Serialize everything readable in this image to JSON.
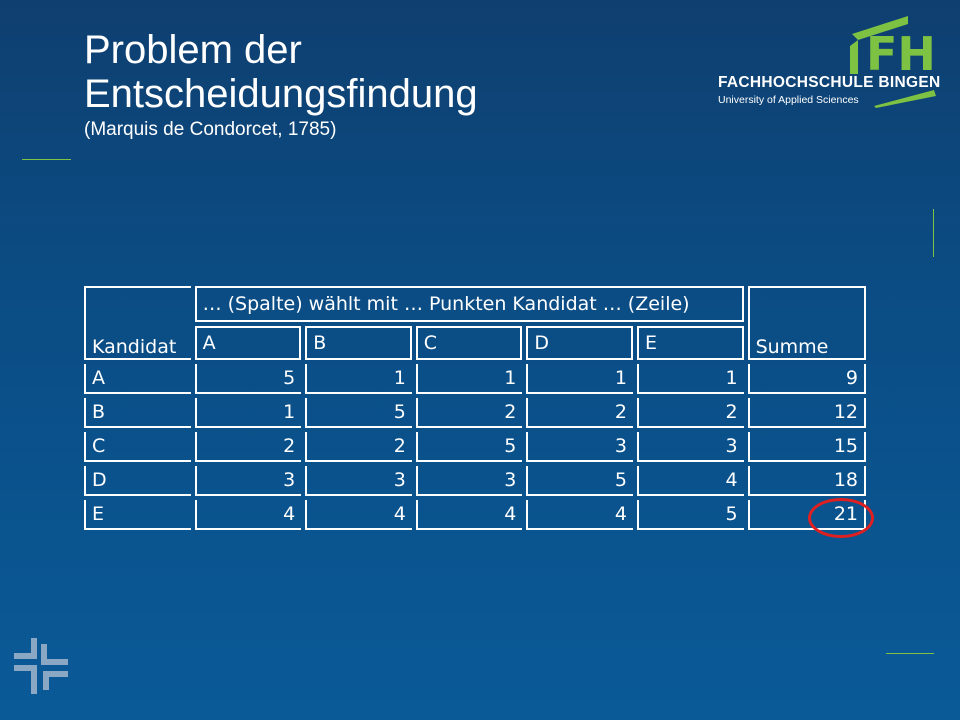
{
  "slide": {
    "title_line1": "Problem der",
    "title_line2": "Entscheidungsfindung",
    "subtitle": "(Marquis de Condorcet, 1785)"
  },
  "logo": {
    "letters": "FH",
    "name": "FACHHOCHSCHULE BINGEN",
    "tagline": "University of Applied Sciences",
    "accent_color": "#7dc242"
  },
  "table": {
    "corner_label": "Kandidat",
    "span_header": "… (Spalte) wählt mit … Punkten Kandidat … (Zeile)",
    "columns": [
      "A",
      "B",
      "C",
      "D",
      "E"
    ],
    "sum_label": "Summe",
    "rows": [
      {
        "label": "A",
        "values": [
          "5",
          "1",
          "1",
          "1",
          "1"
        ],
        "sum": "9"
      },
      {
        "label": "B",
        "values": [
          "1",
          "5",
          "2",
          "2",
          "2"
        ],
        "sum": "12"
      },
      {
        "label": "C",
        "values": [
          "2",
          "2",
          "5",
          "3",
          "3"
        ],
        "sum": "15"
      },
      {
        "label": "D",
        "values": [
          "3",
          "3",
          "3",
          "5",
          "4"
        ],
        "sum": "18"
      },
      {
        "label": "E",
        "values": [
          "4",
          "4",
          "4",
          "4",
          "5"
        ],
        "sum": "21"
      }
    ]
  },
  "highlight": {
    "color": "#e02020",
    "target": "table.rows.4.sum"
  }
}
------------------------------------------------------------
Search the data for "Kandidat" and list every line in which it occurs.

    "corner_label": "Kandidat",
    "span_header": "… (Spalte) wählt mit … Punkten Kandidat … (Zeile)",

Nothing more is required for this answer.